— start of Material for this exercise —

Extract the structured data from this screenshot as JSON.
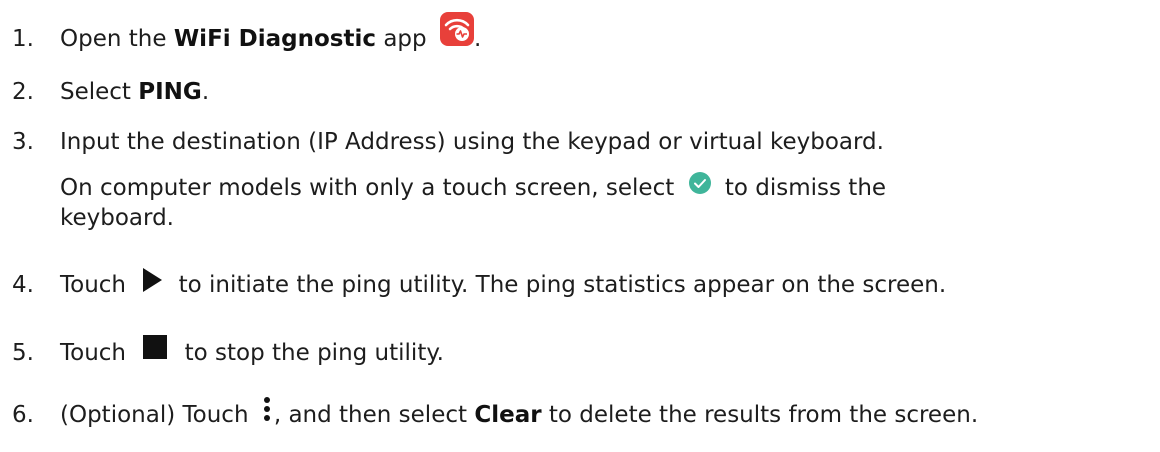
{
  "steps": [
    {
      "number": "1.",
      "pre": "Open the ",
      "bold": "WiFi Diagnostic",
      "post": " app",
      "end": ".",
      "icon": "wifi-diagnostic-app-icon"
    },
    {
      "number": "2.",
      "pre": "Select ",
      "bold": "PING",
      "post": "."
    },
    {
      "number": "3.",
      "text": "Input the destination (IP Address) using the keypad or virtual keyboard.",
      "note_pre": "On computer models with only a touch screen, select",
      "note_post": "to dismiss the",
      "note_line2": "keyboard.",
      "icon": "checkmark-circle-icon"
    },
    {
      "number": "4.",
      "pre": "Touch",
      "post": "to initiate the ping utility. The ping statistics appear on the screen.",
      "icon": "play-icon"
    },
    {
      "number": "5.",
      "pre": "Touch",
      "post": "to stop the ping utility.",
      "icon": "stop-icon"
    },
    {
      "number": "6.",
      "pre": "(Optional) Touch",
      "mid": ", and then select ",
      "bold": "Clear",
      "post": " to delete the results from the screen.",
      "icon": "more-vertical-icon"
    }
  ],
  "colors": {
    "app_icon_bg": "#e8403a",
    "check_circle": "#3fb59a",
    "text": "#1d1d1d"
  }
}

— end of Material for this exercise —
— start of Material for this exercise —

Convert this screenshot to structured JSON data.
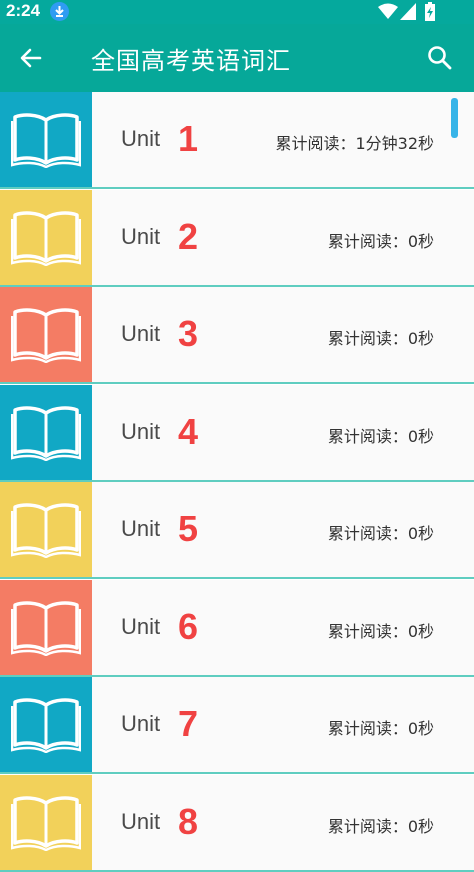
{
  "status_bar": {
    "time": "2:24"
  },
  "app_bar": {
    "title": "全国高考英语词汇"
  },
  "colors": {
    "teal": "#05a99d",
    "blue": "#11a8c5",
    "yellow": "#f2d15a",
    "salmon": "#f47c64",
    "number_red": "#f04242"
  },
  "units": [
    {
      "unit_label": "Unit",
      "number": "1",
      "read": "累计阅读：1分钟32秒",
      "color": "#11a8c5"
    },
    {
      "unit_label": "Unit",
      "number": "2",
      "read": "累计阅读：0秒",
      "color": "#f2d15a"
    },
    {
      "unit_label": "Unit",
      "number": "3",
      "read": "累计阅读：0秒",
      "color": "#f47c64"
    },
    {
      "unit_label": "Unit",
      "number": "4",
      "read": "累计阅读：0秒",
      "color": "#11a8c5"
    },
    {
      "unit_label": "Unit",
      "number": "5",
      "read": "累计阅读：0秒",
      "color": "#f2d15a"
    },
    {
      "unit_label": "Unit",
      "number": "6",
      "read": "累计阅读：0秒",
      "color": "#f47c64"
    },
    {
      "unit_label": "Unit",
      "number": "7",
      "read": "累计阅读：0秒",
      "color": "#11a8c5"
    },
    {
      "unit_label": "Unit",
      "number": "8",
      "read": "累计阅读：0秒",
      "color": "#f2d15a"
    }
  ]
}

— end of Material for this exercise —

**The exercise:** Determine how many lines in the listing above hold the word "keyboard", answering with the number only.

**Correct answer:** 2